(What needs to be done)
Put every one of the rows below into a Markdown table with the columns "No." and "Line", giving each row's number and its line, and leave out blank lines.

======== Given data ========

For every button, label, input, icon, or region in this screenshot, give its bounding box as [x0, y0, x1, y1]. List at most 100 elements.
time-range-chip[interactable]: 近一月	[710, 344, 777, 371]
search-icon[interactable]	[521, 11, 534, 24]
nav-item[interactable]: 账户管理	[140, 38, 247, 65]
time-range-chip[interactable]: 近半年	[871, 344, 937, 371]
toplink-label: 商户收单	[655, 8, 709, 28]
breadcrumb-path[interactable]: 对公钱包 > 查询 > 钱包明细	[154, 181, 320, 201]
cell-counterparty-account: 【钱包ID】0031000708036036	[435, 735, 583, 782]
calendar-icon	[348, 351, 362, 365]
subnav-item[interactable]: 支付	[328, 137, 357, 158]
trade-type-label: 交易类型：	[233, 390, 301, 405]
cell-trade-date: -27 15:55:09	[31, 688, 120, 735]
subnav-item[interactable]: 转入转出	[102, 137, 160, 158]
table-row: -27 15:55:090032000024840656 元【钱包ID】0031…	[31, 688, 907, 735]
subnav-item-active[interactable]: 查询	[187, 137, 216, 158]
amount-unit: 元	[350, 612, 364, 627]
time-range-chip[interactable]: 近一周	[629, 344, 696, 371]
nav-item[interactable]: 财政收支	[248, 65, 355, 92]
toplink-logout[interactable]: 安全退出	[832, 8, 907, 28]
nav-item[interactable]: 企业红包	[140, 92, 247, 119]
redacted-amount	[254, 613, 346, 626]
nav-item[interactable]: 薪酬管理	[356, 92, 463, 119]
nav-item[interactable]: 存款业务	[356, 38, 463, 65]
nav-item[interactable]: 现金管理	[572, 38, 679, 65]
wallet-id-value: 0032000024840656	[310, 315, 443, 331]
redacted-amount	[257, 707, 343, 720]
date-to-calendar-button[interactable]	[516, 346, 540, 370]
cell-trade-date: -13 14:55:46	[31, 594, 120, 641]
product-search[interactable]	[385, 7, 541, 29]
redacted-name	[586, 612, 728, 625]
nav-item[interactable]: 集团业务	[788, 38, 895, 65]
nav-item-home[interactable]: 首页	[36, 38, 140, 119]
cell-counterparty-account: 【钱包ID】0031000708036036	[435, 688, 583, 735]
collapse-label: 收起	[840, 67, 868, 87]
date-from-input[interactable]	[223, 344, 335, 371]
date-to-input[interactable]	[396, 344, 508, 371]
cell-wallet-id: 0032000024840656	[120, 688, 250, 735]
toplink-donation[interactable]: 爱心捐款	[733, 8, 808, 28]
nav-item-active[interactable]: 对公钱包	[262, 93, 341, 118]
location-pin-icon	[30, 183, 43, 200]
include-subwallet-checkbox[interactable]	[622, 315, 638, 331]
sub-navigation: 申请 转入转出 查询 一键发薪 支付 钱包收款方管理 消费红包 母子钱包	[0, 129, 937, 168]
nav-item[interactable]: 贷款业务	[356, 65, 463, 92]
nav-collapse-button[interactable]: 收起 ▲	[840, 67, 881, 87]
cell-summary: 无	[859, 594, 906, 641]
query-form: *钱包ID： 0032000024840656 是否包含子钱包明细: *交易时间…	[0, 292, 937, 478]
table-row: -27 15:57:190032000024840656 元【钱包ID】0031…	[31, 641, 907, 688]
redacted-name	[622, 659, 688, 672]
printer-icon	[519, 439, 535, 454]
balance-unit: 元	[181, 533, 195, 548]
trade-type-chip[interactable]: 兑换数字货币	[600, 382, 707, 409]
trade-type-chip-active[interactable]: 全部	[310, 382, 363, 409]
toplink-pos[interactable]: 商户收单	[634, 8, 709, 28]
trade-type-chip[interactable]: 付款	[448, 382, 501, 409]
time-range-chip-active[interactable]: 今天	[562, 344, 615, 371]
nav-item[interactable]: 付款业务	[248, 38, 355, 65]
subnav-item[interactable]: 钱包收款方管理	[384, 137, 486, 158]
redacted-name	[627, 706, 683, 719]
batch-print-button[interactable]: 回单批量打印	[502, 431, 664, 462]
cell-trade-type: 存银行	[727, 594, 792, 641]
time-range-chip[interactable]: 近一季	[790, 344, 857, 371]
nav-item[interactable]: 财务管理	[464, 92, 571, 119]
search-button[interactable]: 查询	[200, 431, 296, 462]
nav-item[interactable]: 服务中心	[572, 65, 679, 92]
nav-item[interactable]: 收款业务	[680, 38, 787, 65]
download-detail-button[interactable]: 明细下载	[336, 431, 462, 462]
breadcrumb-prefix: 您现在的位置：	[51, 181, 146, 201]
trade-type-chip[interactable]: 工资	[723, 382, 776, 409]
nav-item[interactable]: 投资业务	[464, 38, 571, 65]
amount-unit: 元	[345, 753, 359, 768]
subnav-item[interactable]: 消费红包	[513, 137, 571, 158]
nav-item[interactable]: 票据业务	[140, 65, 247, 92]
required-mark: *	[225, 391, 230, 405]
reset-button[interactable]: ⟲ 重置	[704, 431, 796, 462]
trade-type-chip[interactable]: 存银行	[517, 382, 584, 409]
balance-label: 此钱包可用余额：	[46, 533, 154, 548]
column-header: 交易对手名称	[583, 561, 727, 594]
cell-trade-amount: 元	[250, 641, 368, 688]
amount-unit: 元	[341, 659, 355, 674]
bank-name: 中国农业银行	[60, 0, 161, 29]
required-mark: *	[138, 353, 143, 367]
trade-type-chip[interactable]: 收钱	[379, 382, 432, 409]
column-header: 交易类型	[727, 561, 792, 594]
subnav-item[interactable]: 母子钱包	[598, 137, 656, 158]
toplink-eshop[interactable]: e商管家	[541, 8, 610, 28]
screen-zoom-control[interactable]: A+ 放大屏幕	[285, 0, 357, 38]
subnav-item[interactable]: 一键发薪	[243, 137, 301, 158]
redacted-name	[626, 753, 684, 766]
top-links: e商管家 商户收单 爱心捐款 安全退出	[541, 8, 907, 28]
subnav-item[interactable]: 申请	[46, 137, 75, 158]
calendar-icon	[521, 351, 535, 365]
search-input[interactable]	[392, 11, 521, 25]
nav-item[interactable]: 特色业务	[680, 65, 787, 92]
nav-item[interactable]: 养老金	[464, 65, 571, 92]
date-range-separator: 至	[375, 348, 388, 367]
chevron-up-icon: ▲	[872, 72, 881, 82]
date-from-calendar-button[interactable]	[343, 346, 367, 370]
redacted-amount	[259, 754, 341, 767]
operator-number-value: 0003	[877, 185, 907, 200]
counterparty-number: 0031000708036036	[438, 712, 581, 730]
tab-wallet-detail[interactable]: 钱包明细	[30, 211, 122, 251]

========

(Reply to the task)
| No. | Line |
|---|---|
| 1 | For every button, label, input, icon, or region in this screenshot, give its bounding box as [x0, y0, x1, y1]. List at most 100 elements. |
| 2 | time-range-chip[interactable]: 近一月	[710, 344, 777, 371] |
| 3 | search-icon[interactable]	[521, 11, 534, 24] |
| 4 | nav-item[interactable]: 账户管理	[140, 38, 247, 65] |
| 5 | time-range-chip[interactable]: 近半年	[871, 344, 937, 371] |
| 6 | toplink-label: 商户收单	[655, 8, 709, 28] |
| 7 | breadcrumb-path[interactable]: 对公钱包 > 查询 > 钱包明细	[154, 181, 320, 201] |
| 8 | cell-counterparty-account: 【钱包ID】0031000708036036	[435, 735, 583, 782] |
| 9 | calendar-icon	[348, 351, 362, 365] |
| 10 | subnav-item[interactable]: 支付	[328, 137, 357, 158] |
| 11 | trade-type-label: 交易类型：	[233, 390, 301, 405] |
| 12 | cell-trade-date: -27 15:55:09	[31, 688, 120, 735] |
| 13 | subnav-item[interactable]: 转入转出	[102, 137, 160, 158] |
| 14 | table-row: -27 15:55:090032000024840656 元【钱包ID】0031…	[31, 688, 907, 735] |
| 15 | subnav-item-active[interactable]: 查询	[187, 137, 216, 158] |
| 16 | amount-unit: 元	[350, 612, 364, 627] |
| 17 | time-range-chip[interactable]: 近一周	[629, 344, 696, 371] |
| 18 | nav-item[interactable]: 财政收支	[248, 65, 355, 92] |
| 19 | toplink-logout[interactable]: 安全退出	[832, 8, 907, 28] |
| 20 | nav-item[interactable]: 企业红包	[140, 92, 247, 119] |
| 21 | redacted-amount	[254, 613, 346, 626] |
| 22 | nav-item[interactable]: 薪酬管理	[356, 92, 463, 119] |
| 23 | nav-item[interactable]: 存款业务	[356, 38, 463, 65] |
| 24 | nav-item[interactable]: 现金管理	[572, 38, 679, 65] |
| 25 | wallet-id-value: 0032000024840656	[310, 315, 443, 331] |
| 26 | redacted-amount	[257, 707, 343, 720] |
| 27 | date-to-calendar-button[interactable]	[516, 346, 540, 370] |
| 28 | cell-trade-date: -13 14:55:46	[31, 594, 120, 641] |
| 29 | product-search[interactable]	[385, 7, 541, 29] |
| 30 | redacted-name	[586, 612, 728, 625] |
| 31 | nav-item[interactable]: 集团业务	[788, 38, 895, 65] |
| 32 | nav-item-home[interactable]: 首页	[36, 38, 140, 119] |
| 33 | cell-counterparty-account: 【钱包ID】0031000708036036	[435, 688, 583, 735] |
| 34 | collapse-label: 收起	[840, 67, 868, 87] |
| 35 | date-from-input[interactable]	[223, 344, 335, 371] |
| 36 | date-to-input[interactable]	[396, 344, 508, 371] |
| 37 | cell-wallet-id: 0032000024840656	[120, 688, 250, 735] |
| 38 | toplink-donation[interactable]: 爱心捐款	[733, 8, 808, 28] |
| 39 | nav-item-active[interactable]: 对公钱包	[262, 93, 341, 118] |
| 40 | location-pin-icon	[30, 183, 43, 200] |
| 41 | include-subwallet-checkbox[interactable]	[622, 315, 638, 331] |
| 42 | sub-navigation: 申请 转入转出 查询 一键发薪 支付 钱包收款方管理 消费红包 母子钱包	[0, 129, 937, 168] |
| 43 | nav-item[interactable]: 贷款业务	[356, 65, 463, 92] |
| 44 | nav-collapse-button[interactable]: 收起 ▲	[840, 67, 881, 87] |
| 45 | cell-summary: 无	[859, 594, 906, 641] |
| 46 | query-form: *钱包ID： 0032000024840656 是否包含子钱包明细: *交易时间…	[0, 292, 937, 478] |
| 47 | table-row: -27 15:57:190032000024840656 元【钱包ID】0031…	[31, 641, 907, 688] |
| 48 | redacted-name	[622, 659, 688, 672] |
| 49 | printer-icon	[519, 439, 535, 454] |
| 50 | balance-unit: 元	[181, 533, 195, 548] |
| 51 | trade-type-chip[interactable]: 兑换数字货币	[600, 382, 707, 409] |
| 52 | trade-type-chip-active[interactable]: 全部	[310, 382, 363, 409] |
| 53 | toplink-pos[interactable]: 商户收单	[634, 8, 709, 28] |
| 54 | trade-type-chip[interactable]: 付款	[448, 382, 501, 409] |
| 55 | time-range-chip-active[interactable]: 今天	[562, 344, 615, 371] |
| 56 | nav-item[interactable]: 付款业务	[248, 38, 355, 65] |
| 57 | subnav-item[interactable]: 钱包收款方管理	[384, 137, 486, 158] |
| 58 | redacted-name	[627, 706, 683, 719] |
| 59 | batch-print-button[interactable]: 回单批量打印	[502, 431, 664, 462] |
| 60 | cell-trade-type: 存银行	[727, 594, 792, 641] |
| 61 | time-range-chip[interactable]: 近一季	[790, 344, 857, 371] |
| 62 | nav-item[interactable]: 财务管理	[464, 92, 571, 119] |
| 63 | search-button[interactable]: 查询	[200, 431, 296, 462] |
| 64 | nav-item[interactable]: 服务中心	[572, 65, 679, 92] |
| 65 | nav-item[interactable]: 收款业务	[680, 38, 787, 65] |
| 66 | download-detail-button[interactable]: 明细下载	[336, 431, 462, 462] |
| 67 | breadcrumb-prefix: 您现在的位置：	[51, 181, 146, 201] |
| 68 | trade-type-chip[interactable]: 工资	[723, 382, 776, 409] |
| 69 | nav-item[interactable]: 投资业务	[464, 38, 571, 65] |
| 70 | amount-unit: 元	[345, 753, 359, 768] |
| 71 | subnav-item[interactable]: 消费红包	[513, 137, 571, 158] |
| 72 | nav-item[interactable]: 票据业务	[140, 65, 247, 92] |
| 73 | required-mark: *	[225, 391, 230, 405] |
| 74 | reset-button[interactable]: ⟲ 重置	[704, 431, 796, 462] |
| 75 | trade-type-chip[interactable]: 存银行	[517, 382, 584, 409] |
| 76 | balance-label: 此钱包可用余额：	[46, 533, 154, 548] |
| 77 | column-header: 交易对手名称	[583, 561, 727, 594] |
| 78 | cell-trade-amount: 元	[250, 641, 368, 688] |
| 79 | amount-unit: 元	[341, 659, 355, 674] |
| 80 | bank-name: 中国农业银行	[60, 0, 161, 29] |
| 81 | required-mark: *	[138, 353, 143, 367] |
| 82 | trade-type-chip[interactable]: 收钱	[379, 382, 432, 409] |
| 83 | column-header: 交易类型	[727, 561, 792, 594] |
| 84 | subnav-item[interactable]: 母子钱包	[598, 137, 656, 158] |
| 85 | toplink-eshop[interactable]: e商管家	[541, 8, 610, 28] |
| 86 | screen-zoom-control[interactable]: A+ 放大屏幕	[285, 0, 357, 38] |
| 87 | subnav-item[interactable]: 一键发薪	[243, 137, 301, 158] |
| 88 | redacted-name	[626, 753, 684, 766] |
| 89 | top-links: e商管家 商户收单 爱心捐款 安全退出	[541, 8, 907, 28] |
| 90 | subnav-item[interactable]: 申请	[46, 137, 75, 158] |
| 91 | calendar-icon	[521, 351, 535, 365] |
| 92 | search-input[interactable]	[392, 11, 521, 25] |
| 93 | nav-item[interactable]: 特色业务	[680, 65, 787, 92] |
| 94 | nav-item[interactable]: 养老金	[464, 65, 571, 92] |
| 95 | date-range-separator: 至	[375, 348, 388, 367] |
| 96 | chevron-up-icon: ▲	[872, 72, 881, 82] |
| 97 | date-from-calendar-button[interactable]	[343, 346, 367, 370] |
| 98 | redacted-amount	[259, 754, 341, 767] |
| 99 | operator-number-value: 0003	[877, 185, 907, 200] |
| 100 | counterparty-number: 0031000708036036	[438, 712, 581, 730] |
| 101 | tab-wallet-detail[interactable]: 钱包明细	[30, 211, 122, 251] |